- TASK: Locate each line in the records containing "Coins". Copy it.

[Stored data entries]
—————
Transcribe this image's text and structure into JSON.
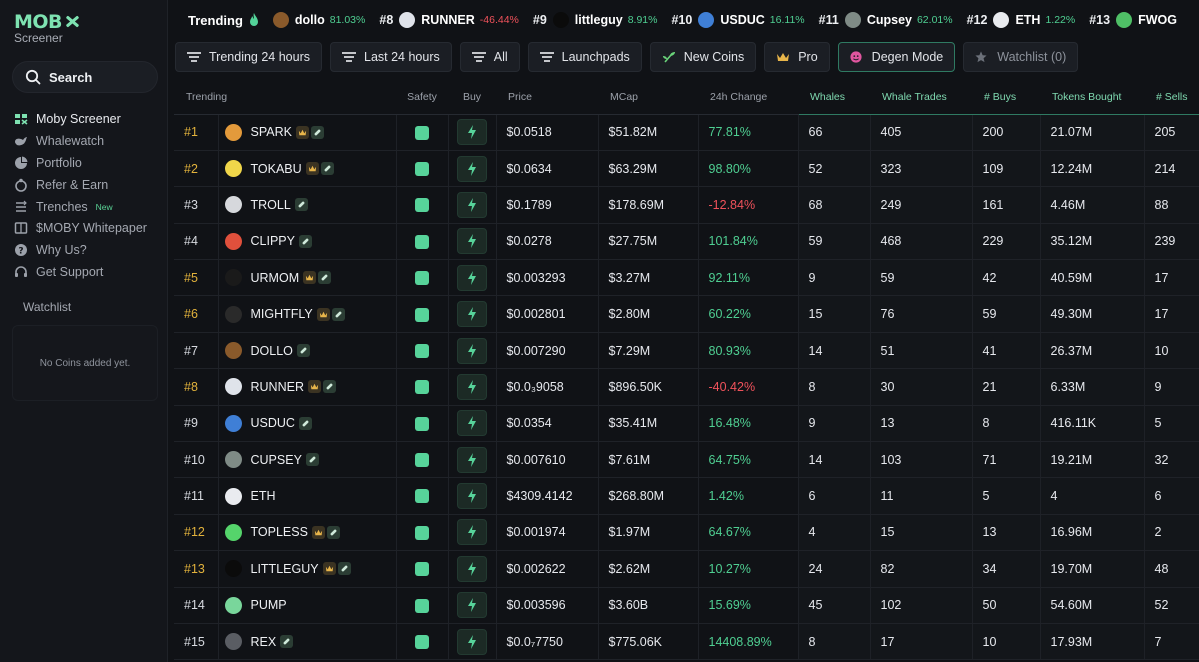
{
  "brand": {
    "logo_text": "MOB",
    "subtitle": "Screener"
  },
  "sidebar": {
    "search_label": "Search",
    "items": [
      {
        "label": "Moby Screener",
        "icon": "moby-logo-icon",
        "active": true
      },
      {
        "label": "Whalewatch",
        "icon": "whale-icon"
      },
      {
        "label": "Portfolio",
        "icon": "pie-chart-icon"
      },
      {
        "label": "Refer & Earn",
        "icon": "gift-icon"
      },
      {
        "label": "Trenches",
        "icon": "trenches-icon",
        "badge": "New"
      },
      {
        "label": "$MOBY Whitepaper",
        "icon": "book-icon"
      },
      {
        "label": "Why Us?",
        "icon": "question-icon"
      },
      {
        "label": "Get Support",
        "icon": "headset-icon"
      }
    ],
    "watchlist_title": "Watchlist",
    "watchlist_empty": "No Coins added yet."
  },
  "trending_bar": {
    "title": "Trending",
    "items": [
      {
        "rank": "",
        "name": "dollo",
        "pct": "81.03%",
        "dir": "pos",
        "color": "#8a5a2b"
      },
      {
        "rank": "#8",
        "name": "RUNNER",
        "pct": "-46.44%",
        "dir": "neg",
        "color": "#dfe3ea"
      },
      {
        "rank": "#9",
        "name": "littleguy",
        "pct": "8.91%",
        "dir": "pos",
        "color": "#0b0b0b"
      },
      {
        "rank": "#10",
        "name": "USDUC",
        "pct": "16.11%",
        "dir": "pos",
        "color": "#3f7fd6"
      },
      {
        "rank": "#11",
        "name": "Cupsey",
        "pct": "62.01%",
        "dir": "pos",
        "color": "#7f8b86"
      },
      {
        "rank": "#12",
        "name": "ETH",
        "pct": "1.22%",
        "dir": "pos",
        "color": "#e9ebef"
      },
      {
        "rank": "#13",
        "name": "FWOG",
        "pct": "",
        "dir": "pos",
        "color": "#4fbf66"
      }
    ]
  },
  "filters": [
    {
      "label": "Trending 24 hours",
      "icon": "filter-lines-icon"
    },
    {
      "label": "Last 24 hours",
      "icon": "filter-lines-icon"
    },
    {
      "label": "All",
      "icon": "filter-lines-icon"
    },
    {
      "label": "Launchpads",
      "icon": "filter-lines-icon"
    },
    {
      "label": "New Coins",
      "icon": "sprout-icon"
    },
    {
      "label": "Pro",
      "icon": "crown-icon"
    },
    {
      "label": "Degen Mode",
      "icon": "degen-icon"
    },
    {
      "label": "Watchlist (0)",
      "icon": "star-icon"
    }
  ],
  "table": {
    "headers": [
      "Trending",
      "Safety",
      "Buy",
      "Price",
      "MCap",
      "24h Change",
      "Whales",
      "Whale Trades",
      "# Buys",
      "Tokens Bought",
      "# Sells"
    ],
    "rows": [
      {
        "rank": "#1",
        "gold": true,
        "name": "SPARK",
        "crown": true,
        "pill": true,
        "price": "$0.0518",
        "mcap": "$51.82M",
        "change": "77.81%",
        "dir": "pos",
        "whales": "66",
        "trades": "405",
        "buys": "200",
        "bought": "21.07M",
        "sells": "205",
        "color": "#e39a3b"
      },
      {
        "rank": "#2",
        "gold": true,
        "name": "TOKABU",
        "crown": true,
        "pill": true,
        "price": "$0.0634",
        "mcap": "$63.29M",
        "change": "98.80%",
        "dir": "pos",
        "whales": "52",
        "trades": "323",
        "buys": "109",
        "bought": "12.24M",
        "sells": "214",
        "color": "#f0d64a"
      },
      {
        "rank": "#3",
        "gold": false,
        "name": "TROLL",
        "crown": false,
        "pill": true,
        "price": "$0.1789",
        "mcap": "$178.69M",
        "change": "-12.84%",
        "dir": "neg",
        "whales": "68",
        "trades": "249",
        "buys": "161",
        "bought": "4.46M",
        "sells": "88",
        "color": "#d6d8dc"
      },
      {
        "rank": "#4",
        "gold": false,
        "name": "CLIPPY",
        "crown": false,
        "pill": true,
        "price": "$0.0278",
        "mcap": "$27.75M",
        "change": "101.84%",
        "dir": "pos",
        "whales": "59",
        "trades": "468",
        "buys": "229",
        "bought": "35.12M",
        "sells": "239",
        "color": "#e0503c"
      },
      {
        "rank": "#5",
        "gold": true,
        "name": "URMOM",
        "crown": true,
        "pill": true,
        "price": "$0.003293",
        "mcap": "$3.27M",
        "change": "92.11%",
        "dir": "pos",
        "whales": "9",
        "trades": "59",
        "buys": "42",
        "bought": "40.59M",
        "sells": "17",
        "color": "#1a1a1a"
      },
      {
        "rank": "#6",
        "gold": true,
        "name": "MIGHTFLY",
        "crown": true,
        "pill": true,
        "price": "$0.002801",
        "mcap": "$2.80M",
        "change": "60.22%",
        "dir": "pos",
        "whales": "15",
        "trades": "76",
        "buys": "59",
        "bought": "49.30M",
        "sells": "17",
        "color": "#2a2a2a"
      },
      {
        "rank": "#7",
        "gold": false,
        "name": "DOLLO",
        "crown": false,
        "pill": true,
        "price": "$0.007290",
        "mcap": "$7.29M",
        "change": "80.93%",
        "dir": "pos",
        "whales": "14",
        "trades": "51",
        "buys": "41",
        "bought": "26.37M",
        "sells": "10",
        "color": "#8a5a2b"
      },
      {
        "rank": "#8",
        "gold": true,
        "name": "RUNNER",
        "crown": true,
        "pill": true,
        "price": "$0.0₃9058",
        "mcap": "$896.50K",
        "change": "-40.42%",
        "dir": "neg",
        "whales": "8",
        "trades": "30",
        "buys": "21",
        "bought": "6.33M",
        "sells": "9",
        "color": "#dfe3ea"
      },
      {
        "rank": "#9",
        "gold": false,
        "name": "USDUC",
        "crown": false,
        "pill": true,
        "price": "$0.0354",
        "mcap": "$35.41M",
        "change": "16.48%",
        "dir": "pos",
        "whales": "9",
        "trades": "13",
        "buys": "8",
        "bought": "416.11K",
        "sells": "5",
        "color": "#3f7fd6"
      },
      {
        "rank": "#10",
        "gold": false,
        "name": "CUPSEY",
        "crown": false,
        "pill": true,
        "price": "$0.007610",
        "mcap": "$7.61M",
        "change": "64.75%",
        "dir": "pos",
        "whales": "14",
        "trades": "103",
        "buys": "71",
        "bought": "19.21M",
        "sells": "32",
        "color": "#7f8b86"
      },
      {
        "rank": "#11",
        "gold": false,
        "name": "ETH",
        "crown": false,
        "pill": false,
        "price": "$4309.4142",
        "mcap": "$268.80M",
        "change": "1.42%",
        "dir": "pos",
        "whales": "6",
        "trades": "11",
        "buys": "5",
        "bought": "4",
        "sells": "6",
        "color": "#e9ebef"
      },
      {
        "rank": "#12",
        "gold": true,
        "name": "TOPLESS",
        "crown": true,
        "pill": true,
        "price": "$0.001974",
        "mcap": "$1.97M",
        "change": "64.67%",
        "dir": "pos",
        "whales": "4",
        "trades": "15",
        "buys": "13",
        "bought": "16.96M",
        "sells": "2",
        "color": "#55d46b"
      },
      {
        "rank": "#13",
        "gold": true,
        "name": "LITTLEGUY",
        "crown": true,
        "pill": true,
        "price": "$0.002622",
        "mcap": "$2.62M",
        "change": "10.27%",
        "dir": "pos",
        "whales": "24",
        "trades": "82",
        "buys": "34",
        "bought": "19.70M",
        "sells": "48",
        "color": "#0b0b0b"
      },
      {
        "rank": "#14",
        "gold": false,
        "name": "PUMP",
        "crown": false,
        "pill": false,
        "price": "$0.003596",
        "mcap": "$3.60B",
        "change": "15.69%",
        "dir": "pos",
        "whales": "45",
        "trades": "102",
        "buys": "50",
        "bought": "54.60M",
        "sells": "52",
        "color": "#79d69b"
      },
      {
        "rank": "#15",
        "gold": false,
        "name": "REX",
        "crown": false,
        "pill": true,
        "price": "$0.0₇7750",
        "mcap": "$775.06K",
        "change": "14408.89%",
        "dir": "pos",
        "whales": "8",
        "trades": "17",
        "buys": "10",
        "bought": "17.93M",
        "sells": "7",
        "color": "#5a5d63"
      }
    ]
  }
}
—————
- RESULT BELOW:
    "watchlist_empty": "No Coins added yet."
      "label": "New Coins",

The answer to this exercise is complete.